**Given records**
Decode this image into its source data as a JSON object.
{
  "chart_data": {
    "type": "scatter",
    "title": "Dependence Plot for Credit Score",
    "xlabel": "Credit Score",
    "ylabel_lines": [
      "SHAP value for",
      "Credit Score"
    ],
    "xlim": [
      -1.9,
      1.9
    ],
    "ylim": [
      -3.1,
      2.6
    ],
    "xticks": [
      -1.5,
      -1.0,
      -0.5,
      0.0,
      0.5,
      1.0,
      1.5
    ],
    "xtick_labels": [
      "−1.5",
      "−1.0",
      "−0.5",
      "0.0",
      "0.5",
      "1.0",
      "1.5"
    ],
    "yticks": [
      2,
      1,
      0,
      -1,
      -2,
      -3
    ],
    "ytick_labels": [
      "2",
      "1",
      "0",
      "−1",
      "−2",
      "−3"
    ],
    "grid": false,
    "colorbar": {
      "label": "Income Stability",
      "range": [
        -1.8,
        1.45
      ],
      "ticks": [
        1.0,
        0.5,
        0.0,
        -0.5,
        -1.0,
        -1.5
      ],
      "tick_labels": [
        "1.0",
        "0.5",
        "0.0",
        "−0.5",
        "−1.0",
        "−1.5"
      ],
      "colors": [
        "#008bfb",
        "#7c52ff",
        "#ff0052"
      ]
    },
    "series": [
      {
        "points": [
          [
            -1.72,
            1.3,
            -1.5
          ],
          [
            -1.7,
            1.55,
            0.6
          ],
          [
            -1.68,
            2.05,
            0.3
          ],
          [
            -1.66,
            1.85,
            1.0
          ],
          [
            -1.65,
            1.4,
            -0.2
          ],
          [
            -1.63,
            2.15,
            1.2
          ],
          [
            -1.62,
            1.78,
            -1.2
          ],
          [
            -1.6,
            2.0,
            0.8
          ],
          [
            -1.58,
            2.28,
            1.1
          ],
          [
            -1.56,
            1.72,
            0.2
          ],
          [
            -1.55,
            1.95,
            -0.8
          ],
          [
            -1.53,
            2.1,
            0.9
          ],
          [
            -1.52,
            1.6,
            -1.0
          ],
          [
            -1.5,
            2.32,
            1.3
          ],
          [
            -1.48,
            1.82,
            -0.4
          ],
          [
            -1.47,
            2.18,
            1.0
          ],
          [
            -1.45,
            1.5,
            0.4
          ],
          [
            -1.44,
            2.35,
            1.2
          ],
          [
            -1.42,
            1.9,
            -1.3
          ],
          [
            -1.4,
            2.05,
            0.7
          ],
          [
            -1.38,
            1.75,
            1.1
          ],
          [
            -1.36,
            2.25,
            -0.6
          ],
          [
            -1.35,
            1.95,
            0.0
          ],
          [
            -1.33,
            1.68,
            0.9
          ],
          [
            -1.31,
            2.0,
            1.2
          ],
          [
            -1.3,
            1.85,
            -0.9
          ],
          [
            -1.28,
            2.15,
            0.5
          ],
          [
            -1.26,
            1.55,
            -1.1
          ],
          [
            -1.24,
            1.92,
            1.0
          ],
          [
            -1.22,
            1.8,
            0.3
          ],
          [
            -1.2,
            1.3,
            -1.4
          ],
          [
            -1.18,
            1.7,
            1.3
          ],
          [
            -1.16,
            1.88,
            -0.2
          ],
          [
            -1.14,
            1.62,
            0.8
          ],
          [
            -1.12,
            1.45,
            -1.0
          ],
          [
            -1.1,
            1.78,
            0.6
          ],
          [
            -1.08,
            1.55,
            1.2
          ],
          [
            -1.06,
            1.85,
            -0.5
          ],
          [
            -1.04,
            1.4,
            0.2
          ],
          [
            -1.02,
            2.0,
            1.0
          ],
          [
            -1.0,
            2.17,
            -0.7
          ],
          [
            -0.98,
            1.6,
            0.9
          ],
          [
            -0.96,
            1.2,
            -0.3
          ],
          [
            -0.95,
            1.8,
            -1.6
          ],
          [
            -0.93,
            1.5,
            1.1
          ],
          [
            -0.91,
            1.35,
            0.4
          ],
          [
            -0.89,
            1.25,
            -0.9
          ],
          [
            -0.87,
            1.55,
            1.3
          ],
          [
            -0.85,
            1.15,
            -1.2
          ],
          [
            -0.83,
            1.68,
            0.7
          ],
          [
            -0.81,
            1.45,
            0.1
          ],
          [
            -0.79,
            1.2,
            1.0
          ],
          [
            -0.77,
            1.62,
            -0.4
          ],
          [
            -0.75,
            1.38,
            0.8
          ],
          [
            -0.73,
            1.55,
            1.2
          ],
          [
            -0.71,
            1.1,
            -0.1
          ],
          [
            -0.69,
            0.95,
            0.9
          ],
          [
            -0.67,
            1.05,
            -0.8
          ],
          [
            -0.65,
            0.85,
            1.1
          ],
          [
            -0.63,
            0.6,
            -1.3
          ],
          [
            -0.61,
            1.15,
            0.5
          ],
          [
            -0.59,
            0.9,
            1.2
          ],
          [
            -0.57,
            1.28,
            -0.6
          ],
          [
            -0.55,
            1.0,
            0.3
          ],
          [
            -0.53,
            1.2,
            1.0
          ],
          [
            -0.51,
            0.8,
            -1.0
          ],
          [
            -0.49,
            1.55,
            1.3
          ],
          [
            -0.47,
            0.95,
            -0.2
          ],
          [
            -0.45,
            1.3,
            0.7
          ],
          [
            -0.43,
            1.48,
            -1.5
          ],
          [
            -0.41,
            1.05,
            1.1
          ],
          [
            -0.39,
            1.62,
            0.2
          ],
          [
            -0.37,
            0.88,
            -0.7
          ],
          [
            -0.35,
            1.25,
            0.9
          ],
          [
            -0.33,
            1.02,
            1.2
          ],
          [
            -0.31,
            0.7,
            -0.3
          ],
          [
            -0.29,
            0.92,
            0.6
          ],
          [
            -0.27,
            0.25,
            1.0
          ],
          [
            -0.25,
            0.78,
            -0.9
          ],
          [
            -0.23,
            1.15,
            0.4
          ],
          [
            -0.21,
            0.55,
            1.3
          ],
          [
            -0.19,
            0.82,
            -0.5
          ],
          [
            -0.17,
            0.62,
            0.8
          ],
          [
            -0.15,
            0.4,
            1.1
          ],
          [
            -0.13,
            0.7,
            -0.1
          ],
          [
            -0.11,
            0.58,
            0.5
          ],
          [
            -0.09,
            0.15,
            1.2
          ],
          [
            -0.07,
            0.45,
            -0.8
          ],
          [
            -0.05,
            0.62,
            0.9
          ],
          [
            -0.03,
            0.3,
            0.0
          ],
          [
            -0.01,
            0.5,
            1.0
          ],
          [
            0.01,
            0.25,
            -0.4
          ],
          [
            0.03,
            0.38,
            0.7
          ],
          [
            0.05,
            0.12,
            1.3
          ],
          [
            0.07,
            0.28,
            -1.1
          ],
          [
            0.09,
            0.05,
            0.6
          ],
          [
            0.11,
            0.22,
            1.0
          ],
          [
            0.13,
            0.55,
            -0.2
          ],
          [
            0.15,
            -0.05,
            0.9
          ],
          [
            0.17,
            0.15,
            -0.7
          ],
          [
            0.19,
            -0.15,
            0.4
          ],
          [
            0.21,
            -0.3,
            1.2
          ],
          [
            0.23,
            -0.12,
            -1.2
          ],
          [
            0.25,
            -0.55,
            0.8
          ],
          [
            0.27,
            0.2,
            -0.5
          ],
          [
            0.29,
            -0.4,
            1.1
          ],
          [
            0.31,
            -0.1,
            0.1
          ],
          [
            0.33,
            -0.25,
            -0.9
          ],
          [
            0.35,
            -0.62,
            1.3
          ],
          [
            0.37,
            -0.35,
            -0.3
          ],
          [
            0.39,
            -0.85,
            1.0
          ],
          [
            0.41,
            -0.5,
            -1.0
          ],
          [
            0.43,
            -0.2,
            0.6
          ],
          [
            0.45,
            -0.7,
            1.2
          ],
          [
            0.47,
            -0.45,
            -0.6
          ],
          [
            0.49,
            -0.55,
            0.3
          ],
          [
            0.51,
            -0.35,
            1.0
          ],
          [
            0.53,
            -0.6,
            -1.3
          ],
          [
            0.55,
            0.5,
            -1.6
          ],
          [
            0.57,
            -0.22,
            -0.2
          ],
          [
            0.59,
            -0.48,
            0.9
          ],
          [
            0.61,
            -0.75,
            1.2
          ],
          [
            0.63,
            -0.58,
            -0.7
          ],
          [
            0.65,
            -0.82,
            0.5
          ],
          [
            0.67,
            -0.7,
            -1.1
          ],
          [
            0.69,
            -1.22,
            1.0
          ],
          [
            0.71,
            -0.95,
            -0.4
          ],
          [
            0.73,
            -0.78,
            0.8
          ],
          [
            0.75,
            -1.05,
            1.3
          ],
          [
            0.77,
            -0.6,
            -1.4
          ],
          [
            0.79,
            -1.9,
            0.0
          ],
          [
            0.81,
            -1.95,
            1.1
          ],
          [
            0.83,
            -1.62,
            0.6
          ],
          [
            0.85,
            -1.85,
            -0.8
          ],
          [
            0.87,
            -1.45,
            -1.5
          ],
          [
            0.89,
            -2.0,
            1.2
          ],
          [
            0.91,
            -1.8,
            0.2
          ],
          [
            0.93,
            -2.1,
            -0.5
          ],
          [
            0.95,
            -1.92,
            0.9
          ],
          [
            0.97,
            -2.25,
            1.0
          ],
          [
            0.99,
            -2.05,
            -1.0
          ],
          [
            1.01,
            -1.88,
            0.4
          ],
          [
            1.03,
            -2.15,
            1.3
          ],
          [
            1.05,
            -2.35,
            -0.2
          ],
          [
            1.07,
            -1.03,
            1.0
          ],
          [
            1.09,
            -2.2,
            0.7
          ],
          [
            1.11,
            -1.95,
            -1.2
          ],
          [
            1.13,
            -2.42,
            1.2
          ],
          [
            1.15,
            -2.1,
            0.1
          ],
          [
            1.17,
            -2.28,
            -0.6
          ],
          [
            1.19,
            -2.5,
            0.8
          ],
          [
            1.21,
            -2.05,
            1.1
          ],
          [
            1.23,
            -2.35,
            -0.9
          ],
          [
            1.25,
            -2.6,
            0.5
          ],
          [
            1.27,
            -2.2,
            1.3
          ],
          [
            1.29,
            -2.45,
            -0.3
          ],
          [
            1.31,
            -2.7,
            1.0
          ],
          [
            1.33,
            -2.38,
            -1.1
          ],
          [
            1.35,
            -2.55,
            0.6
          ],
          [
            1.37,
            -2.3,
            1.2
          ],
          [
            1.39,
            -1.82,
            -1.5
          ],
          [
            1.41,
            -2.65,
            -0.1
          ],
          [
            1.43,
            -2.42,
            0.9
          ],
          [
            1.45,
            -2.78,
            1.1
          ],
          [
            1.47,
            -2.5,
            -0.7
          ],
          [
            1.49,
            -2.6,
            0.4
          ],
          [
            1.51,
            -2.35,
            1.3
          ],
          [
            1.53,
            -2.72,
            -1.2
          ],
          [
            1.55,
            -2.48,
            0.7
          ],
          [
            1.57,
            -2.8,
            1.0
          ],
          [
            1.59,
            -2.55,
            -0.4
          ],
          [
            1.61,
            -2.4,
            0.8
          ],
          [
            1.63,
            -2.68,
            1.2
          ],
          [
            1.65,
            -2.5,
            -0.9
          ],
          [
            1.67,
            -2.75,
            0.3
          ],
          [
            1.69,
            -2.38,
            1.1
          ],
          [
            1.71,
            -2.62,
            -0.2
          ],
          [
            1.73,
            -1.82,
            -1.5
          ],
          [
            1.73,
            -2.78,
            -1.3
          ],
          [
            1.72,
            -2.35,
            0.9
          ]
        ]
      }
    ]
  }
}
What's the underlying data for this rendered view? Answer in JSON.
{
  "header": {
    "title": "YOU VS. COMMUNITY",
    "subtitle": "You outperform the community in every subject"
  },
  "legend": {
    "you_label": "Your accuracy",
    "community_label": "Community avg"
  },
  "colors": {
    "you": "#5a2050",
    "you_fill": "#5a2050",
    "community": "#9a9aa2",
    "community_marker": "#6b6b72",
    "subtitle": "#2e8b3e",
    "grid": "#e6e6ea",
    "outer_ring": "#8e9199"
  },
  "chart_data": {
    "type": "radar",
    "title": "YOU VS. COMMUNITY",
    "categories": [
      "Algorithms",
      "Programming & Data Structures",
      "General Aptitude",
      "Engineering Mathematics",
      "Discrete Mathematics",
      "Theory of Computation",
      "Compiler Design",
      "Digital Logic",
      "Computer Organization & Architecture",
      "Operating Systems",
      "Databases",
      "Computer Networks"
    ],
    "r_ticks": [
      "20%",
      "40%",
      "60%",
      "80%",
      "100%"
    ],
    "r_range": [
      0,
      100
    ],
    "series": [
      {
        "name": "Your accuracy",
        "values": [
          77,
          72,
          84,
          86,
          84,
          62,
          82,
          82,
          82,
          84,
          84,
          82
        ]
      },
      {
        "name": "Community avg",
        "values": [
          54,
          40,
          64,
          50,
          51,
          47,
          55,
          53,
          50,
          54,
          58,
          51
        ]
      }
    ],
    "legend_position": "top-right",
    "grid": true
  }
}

**What the task requires**
Copy out each line of the records where the string "JSON" appears.

**Finished answer**
Decode this image into its source data as a JSON object.
What's the underlying data for this rendered view? Answer in JSON.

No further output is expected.